9Ed ecco, in quei giorni, Gesù venne da Nàzaret di Galilea e fu battezzato nel Giordano da Giovanni. 10E subito, uscendo dall’acqua, vide squarciarsi i cieli e lo Spirito discendere verso di lui come una colomba. 11E venne una voce dal cielo: «Tu sei il Figlio mio, l’amato: in te ho posto il mio compiacimento».

Nel vangelo si legge della presenza di una colomba che si posa sul capo di Gesù dopo il battesimo. L’immagine della colomba cui viene paragonato «lo Spirito di Dio» è suggestiva e nello stesso tempo enigmatica. Nella tradizione dei Targumin (traduzioni e parafrasi in lingua aramaica del testo ebraico) era l’immagine privilegiata per designare il popolo d’Israele, «colomba unica» e lo Spirito Santo di Dio (TgCt* 2,12). Se dell’immagine cogliamo il suo movimento, può far pensare, da un lato, allo Spirito che si libra sulle acque della creazione (Gen 1,2), per cui il battesimo di Gesù dischiude un mondo nuovo, una sorta di nuova creazione; dall’altro allo «spirito-vento» che apriva le acque del mare dei Giunchi (Es 14), per cui Gesù diventa egli stesso la strada dove le orme di Dio diventano visibili e al tempo stesso il conduttore dello Spirito (Is 63,14).

Nel libro dei dodici profeti minori si parla di un certo Giona, Yônâ termine che in ebraico significa colomba. Egli è mandato a Ninive per annunciare il giudizio di Dio. Dopo un tentativo di fuga vi andrà, predicherà e come conseguenza gli abitanti della città si convertiranno e otterranno da Dio la salvezza. Le prime parole di Gesù saranno: «Convertitevi e credete al Vangelo».

Se allarghiamo l’orizzonte al Vicino Oriente Antico la colomba era l’uccello sacro agli dèi dell’amore, con tutte le armoniche di bellezza, tenerezza e fedeltà (Ct 1,15), libertà (Sal 55,7), nonché messaggero di pace (Gen 8,11). Gesù incarnerà tutto questo nella sua vita.

*TgCt = Targum del Cantico dei Cantici.

++++++++++++++++++++

- Esplora il materiale
**1.** Rispondi a queste domande sul testo dedicato alla colomba:
(a) Da chi e in quale fiume fu battezzato Gesù?
(b) Che cosa significa in ebraico il nome Giona?
(c) Che cosa indica la sigla TgCt?
**2.** Riscrivi il tratto del testo sulla colomba che va da "Nel libro dei" fino a "Cantico dei Cantici.", mettendo "Nìnive" al posto di "Ninive".
I record provengono da un'altra fonte.

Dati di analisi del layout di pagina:
++++++++++++++++++++

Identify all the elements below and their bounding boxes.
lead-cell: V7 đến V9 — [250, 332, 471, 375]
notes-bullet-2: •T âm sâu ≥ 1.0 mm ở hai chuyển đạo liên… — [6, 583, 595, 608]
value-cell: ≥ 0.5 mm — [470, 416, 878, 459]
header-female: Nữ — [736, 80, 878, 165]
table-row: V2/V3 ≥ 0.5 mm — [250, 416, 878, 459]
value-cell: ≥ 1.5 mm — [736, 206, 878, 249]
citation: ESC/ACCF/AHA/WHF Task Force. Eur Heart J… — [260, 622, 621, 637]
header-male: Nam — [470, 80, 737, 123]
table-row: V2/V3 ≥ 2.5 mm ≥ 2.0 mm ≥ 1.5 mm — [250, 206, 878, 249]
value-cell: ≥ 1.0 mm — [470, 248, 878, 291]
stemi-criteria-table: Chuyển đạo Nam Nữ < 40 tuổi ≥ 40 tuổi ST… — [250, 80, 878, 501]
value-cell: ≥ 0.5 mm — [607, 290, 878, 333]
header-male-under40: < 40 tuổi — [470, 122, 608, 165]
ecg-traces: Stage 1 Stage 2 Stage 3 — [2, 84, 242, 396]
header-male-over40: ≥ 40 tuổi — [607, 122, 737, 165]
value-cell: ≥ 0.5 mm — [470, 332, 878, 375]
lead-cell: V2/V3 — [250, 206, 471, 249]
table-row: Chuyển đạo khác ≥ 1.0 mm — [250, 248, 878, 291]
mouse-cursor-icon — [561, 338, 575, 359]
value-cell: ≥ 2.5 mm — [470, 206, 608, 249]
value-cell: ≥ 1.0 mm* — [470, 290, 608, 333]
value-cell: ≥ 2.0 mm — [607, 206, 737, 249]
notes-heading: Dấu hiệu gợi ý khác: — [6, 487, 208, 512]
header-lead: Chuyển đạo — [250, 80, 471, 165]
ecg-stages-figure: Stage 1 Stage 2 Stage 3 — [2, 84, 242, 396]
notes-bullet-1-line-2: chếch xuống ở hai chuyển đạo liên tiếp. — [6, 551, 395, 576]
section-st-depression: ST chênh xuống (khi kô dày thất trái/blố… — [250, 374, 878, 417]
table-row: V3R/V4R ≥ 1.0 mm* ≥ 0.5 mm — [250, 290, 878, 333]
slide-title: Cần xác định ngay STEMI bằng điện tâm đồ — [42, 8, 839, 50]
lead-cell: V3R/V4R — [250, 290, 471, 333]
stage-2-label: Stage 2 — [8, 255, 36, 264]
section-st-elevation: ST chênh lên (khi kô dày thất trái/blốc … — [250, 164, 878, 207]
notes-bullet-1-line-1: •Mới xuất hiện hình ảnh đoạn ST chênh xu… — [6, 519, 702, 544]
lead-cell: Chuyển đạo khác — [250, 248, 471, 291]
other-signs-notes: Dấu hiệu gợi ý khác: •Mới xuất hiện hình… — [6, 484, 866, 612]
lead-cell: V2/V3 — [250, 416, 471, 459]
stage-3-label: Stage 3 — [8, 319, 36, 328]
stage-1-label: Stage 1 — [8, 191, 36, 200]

++++++++++++++++++++

- Risultati per compito
**1.**
(a) Da Giovanni, nel Giordano.
(b) Colomba.
(c) Targum del Cantico dei Cantici.

**2.**
Nel libro dei dodici profeti minori si parla di un certo Giona, Yônâ termine che in ebraico significa colomba. Egli è mandato a Nìnive per annunciare il giudizio di Dio. Dopo un tentativo di fuga vi andrà, predicherà e come conseguenza gli abitanti della città si convertiranno e otterranno da Dio la salvezza. Le prime parole di Gesù saranno: «Convertitevi e credete al Vangelo».

Se allarghiamo l’orizzonte al Vicino Oriente Antico la colomba era l’uccello sacro agli dèi dell’amore, con tutte le armoniche di bellezza, tenerezza e fedeltà (Ct 1,15), libertà (Sal 55,7), nonché messaggero di pace (Gen 8,11). Gesù incarnerà tutto questo nella sua vita.

*TgCt = Targum del Cantico dei Cantici.